_Objective_.
Reproduce every entry exactly as shown.
=== Dataset records ===
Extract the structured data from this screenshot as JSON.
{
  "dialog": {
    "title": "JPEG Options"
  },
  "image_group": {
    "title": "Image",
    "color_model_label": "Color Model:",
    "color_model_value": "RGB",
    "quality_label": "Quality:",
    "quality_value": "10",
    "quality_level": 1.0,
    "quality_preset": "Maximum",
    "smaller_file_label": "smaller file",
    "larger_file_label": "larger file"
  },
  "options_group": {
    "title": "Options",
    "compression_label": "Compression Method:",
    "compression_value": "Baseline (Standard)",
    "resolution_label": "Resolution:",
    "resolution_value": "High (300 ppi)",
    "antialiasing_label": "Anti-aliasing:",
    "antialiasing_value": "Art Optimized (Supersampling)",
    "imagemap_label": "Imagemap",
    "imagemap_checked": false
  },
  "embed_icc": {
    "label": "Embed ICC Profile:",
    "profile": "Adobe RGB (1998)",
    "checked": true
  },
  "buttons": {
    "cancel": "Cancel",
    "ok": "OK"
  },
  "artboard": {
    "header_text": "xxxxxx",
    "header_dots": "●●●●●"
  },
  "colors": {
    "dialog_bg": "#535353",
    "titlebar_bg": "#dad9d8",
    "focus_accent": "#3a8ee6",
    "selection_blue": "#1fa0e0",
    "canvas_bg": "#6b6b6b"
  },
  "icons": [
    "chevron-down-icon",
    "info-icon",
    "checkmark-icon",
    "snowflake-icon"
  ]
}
===
_Solution_.
Extract the structured data from this screenshot as JSON.
{
  "dialog": {
    "title": "JPEG Options"
  },
  "image_group": {
    "title": "Image",
    "color_model_label": "Color Model:",
    "color_model_value": "RGB",
    "quality_label": "Quality:",
    "quality_value": "10",
    "quality_level": 1.0,
    "quality_preset": "Maximum",
    "smaller_file_label": "smaller file",
    "larger_file_label": "larger file"
  },
  "options_group": {
    "title": "Options",
    "compression_label": "Compression Method:",
    "compression_value": "Baseline (Standard)",
    "resolution_label": "Resolution:",
    "resolution_value": "High (300 ppi)",
    "antialiasing_label": "Anti-aliasing:",
    "antialiasing_value": "Art Optimized (Supersampling)",
    "imagemap_label": "Imagemap",
    "imagemap_checked": false
  },
  "embed_icc": {
    "label": "Embed ICC Profile:",
    "profile": "Adobe RGB (1998)",
    "checked": true
  },
  "buttons": {
    "cancel": "Cancel",
    "ok": "OK"
  },
  "artboard": {
    "header_text": "xxxxxx",
    "header_dots": "●●●●●"
  },
  "colors": {
    "dialog_bg": "#535353",
    "titlebar_bg": "#dad9d8",
    "focus_accent": "#3a8ee6",
    "selection_blue": "#1fa0e0",
    "canvas_bg": "#6b6b6b"
  },
  "icons": [
    "chevron-down-icon",
    "info-icon",
    "checkmark-icon",
    "snowflake-icon"
  ]
}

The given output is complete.